— Stated task a —
In the records, swap "evaluation-text" for "review-text" in the lines running from the line with "profile-department: 事业部：纵港新材 [404, 228, 500, 241]" to the line with "evaluation-label: 评价： [920, 591, 953, 604]", and return only those lines with nothing else altered.

Dawid Wajnert and Bronislaw Tomczuk

The purpose of this paper is to create a reliable nonlinear magnetic equivalent circuit (NMEC) of the hybrid magnetic bearing (HMB). Commonly used magnetic equivalent…

Abstract

Purpose

The purpose of this paper is to create a reliable nonlinear magnetic equivalent circuit (NMEC) of the hybrid magnetic bearing (HMB). Commonly used magnetic equivalent circuits of HMB omit a saturation effect of the magnetic material as well as the leakage and fringing flux. It results in imprecise modelling of the magnetic field distribution. On the other hand, only 3D finite element analysis (FEA) can be used to precisely simulate the magnetic field in this type of the magnetic bearing. The proposed NMEC incorporates the saturation effect of the magnetic material, as well as the leakage and fringing flux.

Design/methodology/approach

The magnetic equivalent circuit of presented HMB is proposed to obtain a reliable model that ensures short calculation time. Developed NMEC incorporates the phenomena as the saturation effect, as well as the leakage and fringing flux. The reluctance of the air gap that includes the fringing flux was calculated using 3D FEA. Kirchhoffs’ laws were used to create a set of nonlinear equations that were iteratively solved by Broyden’s method.

— Records for processing —
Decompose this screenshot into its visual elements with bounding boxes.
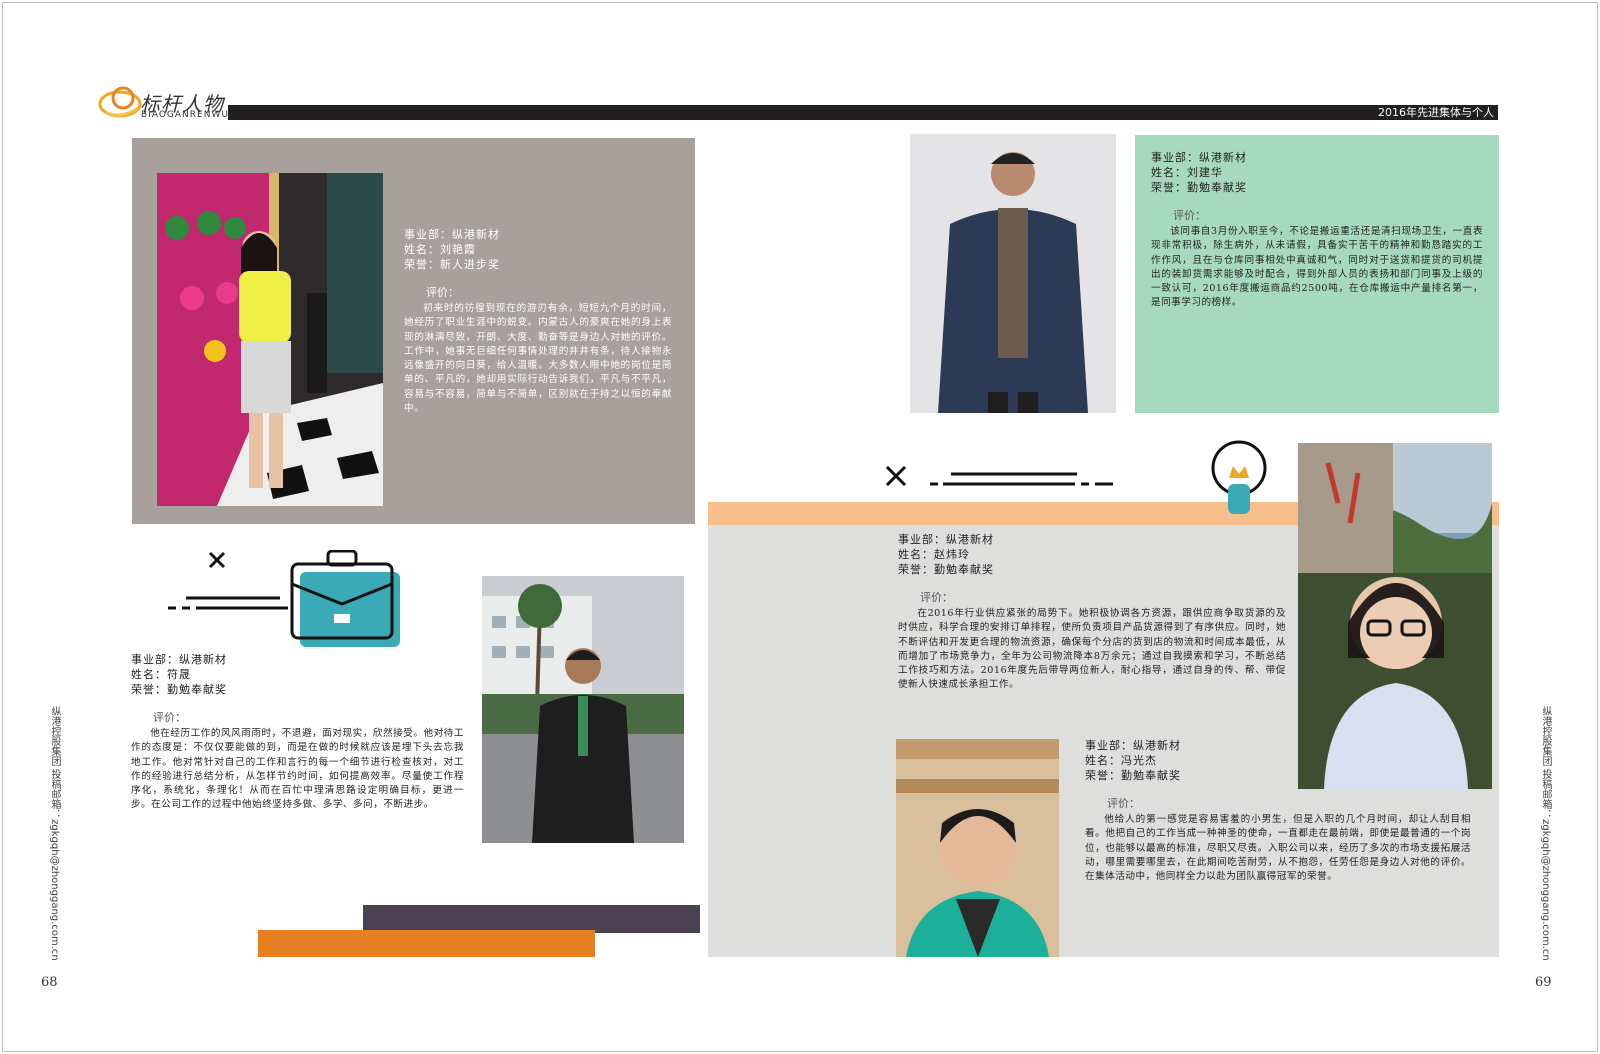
profile-department: 事业部：纵港新材 [404, 228, 500, 241]
profile-name: 姓名：赵炜玲 [898, 548, 970, 561]
evaluation-text: 初来时的彷徨到现在的游刃有余，短短九个月的时间，她经历了职业生涯中的蜕变。内蒙古… [404, 303, 672, 415]
evaluation-text: 该同事自3月份入职至今，不论是搬运重活还是清扫现场卫生，一直表现非常积极，除生病… [1151, 226, 1483, 309]
evaluation-label: 评价： [920, 591, 953, 604]
evaluation-label: 评价： [1107, 797, 1140, 810]
photo-profile-5 [896, 739, 1059, 957]
evaluation-label: 评价： [426, 286, 459, 299]
page-number-right: 69 [1535, 975, 1552, 990]
page-title: 2016年先进集体与个人 [1378, 106, 1494, 119]
profile-honor: 荣誉：勤勉奉献奖 [131, 683, 227, 696]
profile-department: 事业部：纵港新材 [1151, 151, 1247, 164]
evaluation-label: 评价： [153, 711, 186, 724]
profile-name: 姓名：刘建华 [1151, 166, 1223, 179]
profile-5-text: 事业部：纵港新材 姓名：冯光杰 荣誉：勤勉奉献奖 评价： 他给人的第一感觉是容易… [1085, 738, 1471, 884]
decor-bar-dark [363, 905, 700, 933]
profile-name: 姓名：刘艳霞 [404, 243, 476, 256]
profile-name: 姓名：符晟 [131, 668, 191, 681]
sidebar-right-text: 纵港控股集团 投稿邮箱：zgkgqh@zhonggang.com.cn [1540, 706, 1551, 961]
profile-department: 事业部：纵港新材 [898, 533, 994, 546]
evaluation-text: 他给人的第一感觉是容易害羞的小男生，但是入职的几个月时间，却让人刮目相看。他把自… [1085, 814, 1471, 883]
evaluation-label: 评价： [1173, 209, 1206, 222]
profile-honor: 荣誉：勤勉奉献奖 [1085, 769, 1181, 782]
briefcase-graphic [168, 549, 418, 655]
logo-swirl-icon [98, 86, 142, 118]
profile-4-text: 事业部：纵港新材 姓名：赵炜玲 荣誉：勤勉奉献奖 评价： 在2016年行业供应紧… [898, 532, 1286, 693]
profile-honor: 荣誉：勤勉奉献奖 [898, 563, 994, 576]
photo-profile-3 [482, 576, 684, 843]
photo-profile-1 [157, 173, 383, 506]
profile-department: 事业部：纵港新材 [131, 653, 227, 666]
lightbulb-icon [1208, 440, 1270, 518]
logo-subtitle: BIAOGANRENWU [141, 110, 229, 120]
sidebar-left-text: 纵港控股集团 投稿邮箱：zgkgqh@zhonggang.com.cn [49, 706, 60, 961]
profile-3-text: 事业部：纵港新材 姓名：符晟 荣誉：勤勉奉献奖 评价： 他在经历工作的风风雨雨时… [131, 652, 464, 813]
evaluation-text: 在2016年行业供应紧张的局势下。她积极协调各方资源，跟供应商争取货源的及时供应… [898, 608, 1286, 691]
page-number-left: 68 [41, 975, 58, 990]
header-bar [228, 105, 1498, 120]
photo-profile-2 [910, 134, 1116, 413]
profile-2-text: 事业部：纵港新材 姓名：刘建华 荣誉：勤勉奉献奖 评价： 该同事自3月份入职至今… [1151, 150, 1483, 311]
dash-line-graphic [885, 462, 1115, 492]
evaluation-text: 他在经历工作的风风雨雨时，不退避，面对现实，欣然接受。他对待工作的态度是：不仅仅… [131, 728, 464, 811]
profile-honor: 荣誉：勤勉奉献奖 [1151, 181, 1247, 194]
decor-bar-orange [258, 930, 595, 957]
profile-honor: 荣誉：新人进步奖 [404, 258, 500, 271]
profile-name: 姓名：冯光杰 [1085, 754, 1157, 767]
profile-department: 事业部：纵港新材 [1085, 739, 1181, 752]
profile-1-text: 事业部：纵港新材 姓名：刘艳霞 荣誉：新人进步奖 评价： 初来时的彷徨到现在的游… [404, 227, 672, 416]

— Stated task b —
Echo the whole hybrid magnetic bearing text back without a single change.

— Full output a —
profile-department: 事业部：纵港新材 [404, 228, 500, 241]
profile-name: 姓名：赵炜玲 [898, 548, 970, 561]
review-text: 初来时的彷徨到现在的游刃有余，短短九个月的时间，她经历了职业生涯中的蜕变。内蒙古… [404, 303, 672, 415]
review-text: 该同事自3月份入职至今，不论是搬运重活还是清扫现场卫生，一直表现非常积极，除生病… [1151, 226, 1483, 309]
evaluation-label: 评价： [920, 591, 953, 604]

— Full output b —
Dawid Wajnert and Bronislaw Tomczuk

The purpose of this paper is to create a reliable nonlinear magnetic equivalent circuit (NMEC) of the hybrid magnetic bearing (HMB). Commonly used magnetic equivalent…

Abstract

Purpose

The purpose of this paper is to create a reliable nonlinear magnetic equivalent circuit (NMEC) of the hybrid magnetic bearing (HMB). Commonly used magnetic equivalent circuits of HMB omit a saturation effect of the magnetic material as well as the leakage and fringing flux. It results in imprecise modelling of the magnetic field distribution. On the other hand, only 3D finite element analysis (FEA) can be used to precisely simulate the magnetic field in this type of the magnetic bearing. The proposed NMEC incorporates the saturation effect of the magnetic material, as well as the leakage and fringing flux.

Design/methodology/approach

The magnetic equivalent circuit of presented HMB is proposed to obtain a reliable model that ensures short calculation time. Developed NMEC incorporates the phenomena as the saturation effect, as well as the leakage and fringing flux. The reluctance of the air gap that includes the fringing flux was calculated using 3D FEA. Kirchhoffs’ laws were used to create a set of nonlinear equations that were iteratively solved by Broyden’s method.